### What you need to do:
Word for word, retype every entry in the listing.

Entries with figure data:
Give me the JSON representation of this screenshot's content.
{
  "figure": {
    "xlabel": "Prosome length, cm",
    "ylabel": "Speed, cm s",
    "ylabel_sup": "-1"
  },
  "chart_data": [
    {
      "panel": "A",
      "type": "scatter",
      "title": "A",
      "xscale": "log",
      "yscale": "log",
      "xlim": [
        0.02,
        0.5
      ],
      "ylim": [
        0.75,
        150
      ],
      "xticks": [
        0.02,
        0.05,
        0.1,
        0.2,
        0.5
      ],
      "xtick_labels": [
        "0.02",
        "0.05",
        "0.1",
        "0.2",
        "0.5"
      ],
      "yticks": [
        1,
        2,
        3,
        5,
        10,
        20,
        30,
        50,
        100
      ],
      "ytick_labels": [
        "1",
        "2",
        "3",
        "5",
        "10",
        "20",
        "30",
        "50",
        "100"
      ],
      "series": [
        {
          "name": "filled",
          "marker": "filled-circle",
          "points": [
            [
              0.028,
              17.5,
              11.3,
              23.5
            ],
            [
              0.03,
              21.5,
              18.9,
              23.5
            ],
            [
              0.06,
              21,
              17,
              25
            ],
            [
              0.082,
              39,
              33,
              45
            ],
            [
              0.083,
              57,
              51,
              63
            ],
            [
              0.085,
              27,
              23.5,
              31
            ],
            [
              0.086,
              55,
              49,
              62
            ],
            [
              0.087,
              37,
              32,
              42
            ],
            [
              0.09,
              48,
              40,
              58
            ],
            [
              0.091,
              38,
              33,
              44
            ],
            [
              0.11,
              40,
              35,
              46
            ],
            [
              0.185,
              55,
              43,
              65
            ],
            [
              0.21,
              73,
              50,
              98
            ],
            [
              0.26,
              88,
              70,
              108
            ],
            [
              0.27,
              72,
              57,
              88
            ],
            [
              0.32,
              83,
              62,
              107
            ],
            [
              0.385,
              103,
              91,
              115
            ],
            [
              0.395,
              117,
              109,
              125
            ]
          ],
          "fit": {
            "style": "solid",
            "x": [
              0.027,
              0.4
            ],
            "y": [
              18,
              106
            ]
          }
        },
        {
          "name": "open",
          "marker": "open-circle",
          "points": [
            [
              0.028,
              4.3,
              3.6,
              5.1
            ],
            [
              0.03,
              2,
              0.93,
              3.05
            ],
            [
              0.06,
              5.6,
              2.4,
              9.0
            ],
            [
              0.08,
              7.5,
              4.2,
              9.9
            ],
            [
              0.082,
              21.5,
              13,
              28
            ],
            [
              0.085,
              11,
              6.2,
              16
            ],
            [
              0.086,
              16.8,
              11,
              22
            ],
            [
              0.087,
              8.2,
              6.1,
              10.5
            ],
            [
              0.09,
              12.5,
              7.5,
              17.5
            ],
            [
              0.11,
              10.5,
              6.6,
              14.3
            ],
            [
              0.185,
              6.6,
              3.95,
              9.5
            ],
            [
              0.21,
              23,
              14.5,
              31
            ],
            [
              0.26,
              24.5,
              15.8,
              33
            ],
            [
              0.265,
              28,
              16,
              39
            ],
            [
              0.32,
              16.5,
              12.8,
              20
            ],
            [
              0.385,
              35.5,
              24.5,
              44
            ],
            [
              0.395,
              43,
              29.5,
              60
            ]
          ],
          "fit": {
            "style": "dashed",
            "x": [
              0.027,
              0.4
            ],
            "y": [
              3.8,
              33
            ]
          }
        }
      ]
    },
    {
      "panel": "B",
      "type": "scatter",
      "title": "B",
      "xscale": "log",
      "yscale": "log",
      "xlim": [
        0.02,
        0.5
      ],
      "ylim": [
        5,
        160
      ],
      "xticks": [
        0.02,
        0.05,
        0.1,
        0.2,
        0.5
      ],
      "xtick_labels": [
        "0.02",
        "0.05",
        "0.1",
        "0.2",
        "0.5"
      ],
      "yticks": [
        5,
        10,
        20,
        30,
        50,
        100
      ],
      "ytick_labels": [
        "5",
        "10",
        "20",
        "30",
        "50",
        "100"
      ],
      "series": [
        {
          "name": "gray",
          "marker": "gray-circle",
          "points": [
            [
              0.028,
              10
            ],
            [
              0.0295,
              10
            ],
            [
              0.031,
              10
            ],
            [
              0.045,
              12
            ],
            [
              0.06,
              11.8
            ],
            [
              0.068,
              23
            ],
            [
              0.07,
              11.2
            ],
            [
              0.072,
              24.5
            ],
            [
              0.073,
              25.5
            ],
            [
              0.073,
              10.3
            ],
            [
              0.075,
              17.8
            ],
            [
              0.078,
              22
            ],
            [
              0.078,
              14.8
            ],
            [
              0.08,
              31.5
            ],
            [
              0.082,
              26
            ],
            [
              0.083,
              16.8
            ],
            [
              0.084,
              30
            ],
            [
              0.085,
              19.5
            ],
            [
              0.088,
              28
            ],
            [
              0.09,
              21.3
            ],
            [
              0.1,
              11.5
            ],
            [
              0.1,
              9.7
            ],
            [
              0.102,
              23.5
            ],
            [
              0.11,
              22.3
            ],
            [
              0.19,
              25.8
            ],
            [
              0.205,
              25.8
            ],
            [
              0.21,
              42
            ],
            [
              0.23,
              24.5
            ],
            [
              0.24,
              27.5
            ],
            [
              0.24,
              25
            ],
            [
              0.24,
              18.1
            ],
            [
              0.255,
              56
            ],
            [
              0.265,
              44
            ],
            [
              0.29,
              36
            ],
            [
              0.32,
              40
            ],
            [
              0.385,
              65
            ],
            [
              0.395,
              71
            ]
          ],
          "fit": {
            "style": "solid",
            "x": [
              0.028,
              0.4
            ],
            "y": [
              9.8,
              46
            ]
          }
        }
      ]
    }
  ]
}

### Solution for this exercise:
Give me the JSON representation of this screenshot's content.
{
  "figure": {
    "xlabel": "Prosome length, cm",
    "ylabel": "Speed, cm s",
    "ylabel_sup": "-1"
  },
  "chart_data": [
    {
      "panel": "A",
      "type": "scatter",
      "title": "A",
      "xscale": "log",
      "yscale": "log",
      "xlim": [
        0.02,
        0.5
      ],
      "ylim": [
        0.75,
        150
      ],
      "xticks": [
        0.02,
        0.05,
        0.1,
        0.2,
        0.5
      ],
      "xtick_labels": [
        "0.02",
        "0.05",
        "0.1",
        "0.2",
        "0.5"
      ],
      "yticks": [
        1,
        2,
        3,
        5,
        10,
        20,
        30,
        50,
        100
      ],
      "ytick_labels": [
        "1",
        "2",
        "3",
        "5",
        "10",
        "20",
        "30",
        "50",
        "100"
      ],
      "series": [
        {
          "name": "filled",
          "marker": "filled-circle",
          "points": [
            [
              0.028,
              17.5,
              11.3,
              23.5
            ],
            [
              0.03,
              21.5,
              18.9,
              23.5
            ],
            [
              0.06,
              21,
              17,
              25
            ],
            [
              0.082,
              39,
              33,
              45
            ],
            [
              0.083,
              57,
              51,
              63
            ],
            [
              0.085,
              27,
              23.5,
              31
            ],
            [
              0.086,
              55,
              49,
              62
            ],
            [
              0.087,
              37,
              32,
              42
            ],
            [
              0.09,
              48,
              40,
              58
            ],
            [
              0.091,
              38,
              33,
              44
            ],
            [
              0.11,
              40,
              35,
              46
            ],
            [
              0.185,
              55,
              43,
              65
            ],
            [
              0.21,
              73,
              50,
              98
            ],
            [
              0.26,
              88,
              70,
              108
            ],
            [
              0.27,
              72,
              57,
              88
            ],
            [
              0.32,
              83,
              62,
              107
            ],
            [
              0.385,
              103,
              91,
              115
            ],
            [
              0.395,
              117,
              109,
              125
            ]
          ],
          "fit": {
            "style": "solid",
            "x": [
              0.027,
              0.4
            ],
            "y": [
              18,
              106
            ]
          }
        },
        {
          "name": "open",
          "marker": "open-circle",
          "points": [
            [
              0.028,
              4.3,
              3.6,
              5.1
            ],
            [
              0.03,
              2,
              0.93,
              3.05
            ],
            [
              0.06,
              5.6,
              2.4,
              9.0
            ],
            [
              0.08,
              7.5,
              4.2,
              9.9
            ],
            [
              0.082,
              21.5,
              13,
              28
            ],
            [
              0.085,
              11,
              6.2,
              16
            ],
            [
              0.086,
              16.8,
              11,
              22
            ],
            [
              0.087,
              8.2,
              6.1,
              10.5
            ],
            [
              0.09,
              12.5,
              7.5,
              17.5
            ],
            [
              0.11,
              10.5,
              6.6,
              14.3
            ],
            [
              0.185,
              6.6,
              3.95,
              9.5
            ],
            [
              0.21,
              23,
              14.5,
              31
            ],
            [
              0.26,
              24.5,
              15.8,
              33
            ],
            [
              0.265,
              28,
              16,
              39
            ],
            [
              0.32,
              16.5,
              12.8,
              20
            ],
            [
              0.385,
              35.5,
              24.5,
              44
            ],
            [
              0.395,
              43,
              29.5,
              60
            ]
          ],
          "fit": {
            "style": "dashed",
            "x": [
              0.027,
              0.4
            ],
            "y": [
              3.8,
              33
            ]
          }
        }
      ]
    },
    {
      "panel": "B",
      "type": "scatter",
      "title": "B",
      "xscale": "log",
      "yscale": "log",
      "xlim": [
        0.02,
        0.5
      ],
      "ylim": [
        5,
        160
      ],
      "xticks": [
        0.02,
        0.05,
        0.1,
        0.2,
        0.5
      ],
      "xtick_labels": [
        "0.02",
        "0.05",
        "0.1",
        "0.2",
        "0.5"
      ],
      "yticks": [
        5,
        10,
        20,
        30,
        50,
        100
      ],
      "ytick_labels": [
        "5",
        "10",
        "20",
        "30",
        "50",
        "100"
      ],
      "series": [
        {
          "name": "gray",
          "marker": "gray-circle",
          "points": [
            [
              0.028,
              10
            ],
            [
              0.0295,
              10
            ],
            [
              0.031,
              10
            ],
            [
              0.045,
              12
            ],
            [
              0.06,
              11.8
            ],
            [
              0.068,
              23
            ],
            [
              0.07,
              11.2
            ],
            [
              0.072,
              24.5
            ],
            [
              0.073,
              25.5
            ],
            [
              0.073,
              10.3
            ],
            [
              0.075,
              17.8
            ],
            [
              0.078,
              22
            ],
            [
              0.078,
              14.8
            ],
            [
              0.08,
              31.5
            ],
            [
              0.082,
              26
            ],
            [
              0.083,
              16.8
            ],
            [
              0.084,
              30
            ],
            [
              0.085,
              19.5
            ],
            [
              0.088,
              28
            ],
            [
              0.09,
              21.3
            ],
            [
              0.1,
              11.5
            ],
            [
              0.1,
              9.7
            ],
            [
              0.102,
              23.5
            ],
            [
              0.11,
              22.3
            ],
            [
              0.19,
              25.8
            ],
            [
              0.205,
              25.8
            ],
            [
              0.21,
              42
            ],
            [
              0.23,
              24.5
            ],
            [
              0.24,
              27.5
            ],
            [
              0.24,
              25
            ],
            [
              0.24,
              18.1
            ],
            [
              0.255,
              56
            ],
            [
              0.265,
              44
            ],
            [
              0.29,
              36
            ],
            [
              0.32,
              40
            ],
            [
              0.385,
              65
            ],
            [
              0.395,
              71
            ]
          ],
          "fit": {
            "style": "solid",
            "x": [
              0.028,
              0.4
            ],
            "y": [
              9.8,
              46
            ]
          }
        }
      ]
    }
  ]
}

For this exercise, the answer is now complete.